[Task details]:
Filter the records below and copy every line containing the word "оформления".

[Material to process]:
----

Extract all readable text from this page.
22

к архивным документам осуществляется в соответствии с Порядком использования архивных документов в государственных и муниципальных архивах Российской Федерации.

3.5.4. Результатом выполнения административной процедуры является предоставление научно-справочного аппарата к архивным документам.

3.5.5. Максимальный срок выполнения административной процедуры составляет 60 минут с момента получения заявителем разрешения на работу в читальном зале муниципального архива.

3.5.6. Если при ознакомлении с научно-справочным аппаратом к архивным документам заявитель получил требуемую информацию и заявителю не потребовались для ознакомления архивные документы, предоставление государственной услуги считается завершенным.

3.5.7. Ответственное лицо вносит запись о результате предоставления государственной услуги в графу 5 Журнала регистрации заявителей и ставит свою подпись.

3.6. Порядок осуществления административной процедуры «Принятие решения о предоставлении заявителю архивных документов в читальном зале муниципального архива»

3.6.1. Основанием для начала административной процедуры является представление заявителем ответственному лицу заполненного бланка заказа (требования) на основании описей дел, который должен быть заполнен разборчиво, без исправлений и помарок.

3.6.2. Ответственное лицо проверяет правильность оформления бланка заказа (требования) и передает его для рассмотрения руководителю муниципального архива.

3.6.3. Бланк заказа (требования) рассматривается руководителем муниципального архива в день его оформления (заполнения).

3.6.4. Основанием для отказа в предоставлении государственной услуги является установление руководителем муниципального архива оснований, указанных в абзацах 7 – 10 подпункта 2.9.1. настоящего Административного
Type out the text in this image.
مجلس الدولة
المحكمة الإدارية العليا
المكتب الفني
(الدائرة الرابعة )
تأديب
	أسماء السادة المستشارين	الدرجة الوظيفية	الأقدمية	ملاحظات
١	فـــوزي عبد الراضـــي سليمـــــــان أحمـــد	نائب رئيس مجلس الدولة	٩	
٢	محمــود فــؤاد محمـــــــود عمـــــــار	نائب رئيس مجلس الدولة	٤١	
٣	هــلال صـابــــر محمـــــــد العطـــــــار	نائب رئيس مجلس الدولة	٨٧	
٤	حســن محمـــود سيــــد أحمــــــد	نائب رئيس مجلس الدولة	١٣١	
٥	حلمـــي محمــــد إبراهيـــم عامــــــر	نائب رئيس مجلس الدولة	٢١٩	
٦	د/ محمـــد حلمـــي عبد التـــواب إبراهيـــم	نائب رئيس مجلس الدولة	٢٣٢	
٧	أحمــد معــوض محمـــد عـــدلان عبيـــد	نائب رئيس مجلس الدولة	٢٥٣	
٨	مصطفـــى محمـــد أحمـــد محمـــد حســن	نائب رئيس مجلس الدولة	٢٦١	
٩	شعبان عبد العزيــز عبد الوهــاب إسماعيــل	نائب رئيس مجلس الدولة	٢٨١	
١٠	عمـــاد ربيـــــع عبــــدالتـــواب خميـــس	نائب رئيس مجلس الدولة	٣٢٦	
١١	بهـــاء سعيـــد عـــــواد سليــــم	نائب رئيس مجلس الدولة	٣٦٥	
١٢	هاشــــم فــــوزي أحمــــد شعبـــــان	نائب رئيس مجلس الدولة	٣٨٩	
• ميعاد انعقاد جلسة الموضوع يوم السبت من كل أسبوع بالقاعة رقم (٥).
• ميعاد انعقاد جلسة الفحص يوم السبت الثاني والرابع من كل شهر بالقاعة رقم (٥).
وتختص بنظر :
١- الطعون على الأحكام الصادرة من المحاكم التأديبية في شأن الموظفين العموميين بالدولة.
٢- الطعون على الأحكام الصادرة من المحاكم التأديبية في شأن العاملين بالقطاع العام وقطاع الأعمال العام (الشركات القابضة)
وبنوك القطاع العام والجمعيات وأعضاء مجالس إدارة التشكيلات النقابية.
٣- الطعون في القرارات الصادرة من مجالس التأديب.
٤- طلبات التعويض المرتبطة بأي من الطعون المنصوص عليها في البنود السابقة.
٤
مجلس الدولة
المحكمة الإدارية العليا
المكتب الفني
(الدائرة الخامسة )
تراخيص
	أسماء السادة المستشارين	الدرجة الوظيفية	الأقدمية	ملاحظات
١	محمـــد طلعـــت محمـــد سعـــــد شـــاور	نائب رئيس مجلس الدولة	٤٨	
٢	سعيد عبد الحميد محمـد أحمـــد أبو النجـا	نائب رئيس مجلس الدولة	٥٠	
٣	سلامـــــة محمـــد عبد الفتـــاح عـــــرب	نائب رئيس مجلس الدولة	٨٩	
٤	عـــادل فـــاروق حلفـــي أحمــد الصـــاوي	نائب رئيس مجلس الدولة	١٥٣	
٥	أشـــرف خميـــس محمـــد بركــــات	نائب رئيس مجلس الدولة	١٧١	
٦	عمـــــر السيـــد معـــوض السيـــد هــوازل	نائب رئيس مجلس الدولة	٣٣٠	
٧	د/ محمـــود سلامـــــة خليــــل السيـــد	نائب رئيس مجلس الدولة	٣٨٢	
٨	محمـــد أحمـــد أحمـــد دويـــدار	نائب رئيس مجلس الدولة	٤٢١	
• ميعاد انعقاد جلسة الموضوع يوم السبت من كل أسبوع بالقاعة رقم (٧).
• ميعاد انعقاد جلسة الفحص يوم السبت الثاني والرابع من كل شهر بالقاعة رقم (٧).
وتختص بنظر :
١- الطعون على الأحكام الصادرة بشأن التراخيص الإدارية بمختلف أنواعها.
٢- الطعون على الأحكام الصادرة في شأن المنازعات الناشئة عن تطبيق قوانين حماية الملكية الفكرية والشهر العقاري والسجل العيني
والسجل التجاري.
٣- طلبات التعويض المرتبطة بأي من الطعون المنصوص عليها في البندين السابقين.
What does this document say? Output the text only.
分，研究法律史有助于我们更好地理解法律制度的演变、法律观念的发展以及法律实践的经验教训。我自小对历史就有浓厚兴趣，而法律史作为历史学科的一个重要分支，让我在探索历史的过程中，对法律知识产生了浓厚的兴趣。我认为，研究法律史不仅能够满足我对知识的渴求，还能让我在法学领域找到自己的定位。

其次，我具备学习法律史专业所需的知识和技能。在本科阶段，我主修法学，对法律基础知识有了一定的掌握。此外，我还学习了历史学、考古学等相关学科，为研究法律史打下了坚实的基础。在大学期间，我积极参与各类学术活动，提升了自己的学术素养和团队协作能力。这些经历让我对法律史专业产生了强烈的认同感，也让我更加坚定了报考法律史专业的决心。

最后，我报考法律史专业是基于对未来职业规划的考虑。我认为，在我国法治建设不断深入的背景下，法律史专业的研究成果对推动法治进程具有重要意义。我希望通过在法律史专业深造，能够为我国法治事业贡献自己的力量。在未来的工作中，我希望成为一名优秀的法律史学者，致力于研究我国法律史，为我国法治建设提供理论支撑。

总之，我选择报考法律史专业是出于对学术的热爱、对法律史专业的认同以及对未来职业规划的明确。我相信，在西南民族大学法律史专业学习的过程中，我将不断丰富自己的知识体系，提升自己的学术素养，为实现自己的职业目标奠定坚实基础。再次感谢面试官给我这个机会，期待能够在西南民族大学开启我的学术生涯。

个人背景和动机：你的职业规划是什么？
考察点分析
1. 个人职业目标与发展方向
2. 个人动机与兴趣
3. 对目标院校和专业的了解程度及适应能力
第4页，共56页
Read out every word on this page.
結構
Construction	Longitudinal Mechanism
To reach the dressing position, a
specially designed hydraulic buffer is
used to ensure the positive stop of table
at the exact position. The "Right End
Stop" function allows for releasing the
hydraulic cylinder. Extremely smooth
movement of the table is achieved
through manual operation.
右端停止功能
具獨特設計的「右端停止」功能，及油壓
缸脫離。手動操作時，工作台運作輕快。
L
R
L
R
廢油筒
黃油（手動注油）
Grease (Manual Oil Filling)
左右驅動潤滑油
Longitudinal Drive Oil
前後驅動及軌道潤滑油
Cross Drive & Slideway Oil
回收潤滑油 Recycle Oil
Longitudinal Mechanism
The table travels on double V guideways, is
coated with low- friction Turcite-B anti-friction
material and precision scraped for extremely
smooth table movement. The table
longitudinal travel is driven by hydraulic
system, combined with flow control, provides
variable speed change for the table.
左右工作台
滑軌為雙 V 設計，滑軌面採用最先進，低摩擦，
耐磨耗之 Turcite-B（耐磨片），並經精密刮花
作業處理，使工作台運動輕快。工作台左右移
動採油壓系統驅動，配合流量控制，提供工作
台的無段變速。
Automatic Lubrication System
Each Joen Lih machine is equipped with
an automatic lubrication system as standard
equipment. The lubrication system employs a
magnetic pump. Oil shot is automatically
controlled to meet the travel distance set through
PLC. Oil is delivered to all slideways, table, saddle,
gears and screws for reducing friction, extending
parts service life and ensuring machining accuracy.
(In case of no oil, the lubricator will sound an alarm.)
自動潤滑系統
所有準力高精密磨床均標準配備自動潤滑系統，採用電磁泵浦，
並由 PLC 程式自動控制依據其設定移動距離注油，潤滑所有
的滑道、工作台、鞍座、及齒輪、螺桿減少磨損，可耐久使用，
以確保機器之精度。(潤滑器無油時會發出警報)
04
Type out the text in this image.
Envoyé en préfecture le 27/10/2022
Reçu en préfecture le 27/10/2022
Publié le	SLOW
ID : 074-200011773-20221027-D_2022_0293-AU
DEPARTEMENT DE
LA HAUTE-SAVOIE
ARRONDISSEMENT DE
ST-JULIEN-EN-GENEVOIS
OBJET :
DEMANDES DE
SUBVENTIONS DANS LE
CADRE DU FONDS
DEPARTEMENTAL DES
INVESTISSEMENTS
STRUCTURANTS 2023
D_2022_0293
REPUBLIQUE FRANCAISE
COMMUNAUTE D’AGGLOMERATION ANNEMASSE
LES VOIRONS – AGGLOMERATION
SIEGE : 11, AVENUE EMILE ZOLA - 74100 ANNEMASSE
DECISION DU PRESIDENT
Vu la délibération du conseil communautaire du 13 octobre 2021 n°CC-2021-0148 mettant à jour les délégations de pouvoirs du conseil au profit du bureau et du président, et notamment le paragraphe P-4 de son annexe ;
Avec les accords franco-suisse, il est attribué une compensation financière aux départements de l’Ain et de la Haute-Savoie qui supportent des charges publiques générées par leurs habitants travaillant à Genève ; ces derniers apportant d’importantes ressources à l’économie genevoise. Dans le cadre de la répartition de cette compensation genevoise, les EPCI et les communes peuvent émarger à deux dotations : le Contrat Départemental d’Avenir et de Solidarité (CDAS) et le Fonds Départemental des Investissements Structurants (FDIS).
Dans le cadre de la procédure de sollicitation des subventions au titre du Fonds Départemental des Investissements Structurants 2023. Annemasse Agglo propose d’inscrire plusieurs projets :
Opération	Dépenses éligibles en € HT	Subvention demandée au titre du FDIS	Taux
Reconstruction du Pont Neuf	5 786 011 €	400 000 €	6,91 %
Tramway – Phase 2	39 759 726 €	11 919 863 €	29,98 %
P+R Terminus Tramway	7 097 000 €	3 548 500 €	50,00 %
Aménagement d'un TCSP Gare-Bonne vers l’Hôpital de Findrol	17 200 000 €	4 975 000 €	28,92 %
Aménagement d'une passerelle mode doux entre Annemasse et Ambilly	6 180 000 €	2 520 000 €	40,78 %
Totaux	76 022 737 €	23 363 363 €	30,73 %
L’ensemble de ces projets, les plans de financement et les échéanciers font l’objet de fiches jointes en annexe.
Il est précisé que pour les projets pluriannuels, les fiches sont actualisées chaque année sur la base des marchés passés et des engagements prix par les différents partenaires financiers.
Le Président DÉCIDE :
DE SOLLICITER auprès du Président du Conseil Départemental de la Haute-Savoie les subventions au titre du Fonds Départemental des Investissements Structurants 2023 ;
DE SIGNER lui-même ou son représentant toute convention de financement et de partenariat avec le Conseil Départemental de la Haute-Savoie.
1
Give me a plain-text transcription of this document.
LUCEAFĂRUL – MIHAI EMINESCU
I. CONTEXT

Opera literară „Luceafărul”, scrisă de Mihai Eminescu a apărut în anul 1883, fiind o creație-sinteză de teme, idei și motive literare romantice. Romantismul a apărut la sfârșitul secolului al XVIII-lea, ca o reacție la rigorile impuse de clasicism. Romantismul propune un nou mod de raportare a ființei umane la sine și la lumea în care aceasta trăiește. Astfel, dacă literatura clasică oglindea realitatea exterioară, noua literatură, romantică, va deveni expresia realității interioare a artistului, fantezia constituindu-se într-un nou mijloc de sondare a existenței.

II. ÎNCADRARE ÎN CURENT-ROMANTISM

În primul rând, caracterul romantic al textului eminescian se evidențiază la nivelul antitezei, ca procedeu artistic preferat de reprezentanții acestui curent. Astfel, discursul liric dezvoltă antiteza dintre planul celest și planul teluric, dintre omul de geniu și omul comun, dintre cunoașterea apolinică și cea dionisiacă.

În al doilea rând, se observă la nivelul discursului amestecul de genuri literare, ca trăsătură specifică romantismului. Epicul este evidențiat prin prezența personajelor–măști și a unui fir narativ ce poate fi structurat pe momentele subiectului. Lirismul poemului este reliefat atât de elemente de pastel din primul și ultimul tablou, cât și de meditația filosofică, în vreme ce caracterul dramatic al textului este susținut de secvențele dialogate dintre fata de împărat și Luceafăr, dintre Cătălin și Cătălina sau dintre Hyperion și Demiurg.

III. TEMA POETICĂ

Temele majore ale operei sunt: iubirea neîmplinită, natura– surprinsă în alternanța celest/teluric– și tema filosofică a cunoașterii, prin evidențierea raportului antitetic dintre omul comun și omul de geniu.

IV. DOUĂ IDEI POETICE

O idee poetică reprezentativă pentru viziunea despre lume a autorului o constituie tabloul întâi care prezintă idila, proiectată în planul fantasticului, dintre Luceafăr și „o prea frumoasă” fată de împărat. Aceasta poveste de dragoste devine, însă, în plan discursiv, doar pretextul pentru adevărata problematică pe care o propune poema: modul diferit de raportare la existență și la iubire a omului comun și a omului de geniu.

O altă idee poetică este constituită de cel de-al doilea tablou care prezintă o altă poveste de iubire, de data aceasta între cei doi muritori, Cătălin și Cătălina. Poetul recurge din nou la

----

[Finished task]:
3.6.2. Ответственное лицо проверяет правильность оформления бланка заказа (требования) и передает его для рассмотрения руководителю муниципального архива.
3.6.3. Бланк заказа (требования) рассматривается руководителем муниципального архива в день его оформления (заполнения).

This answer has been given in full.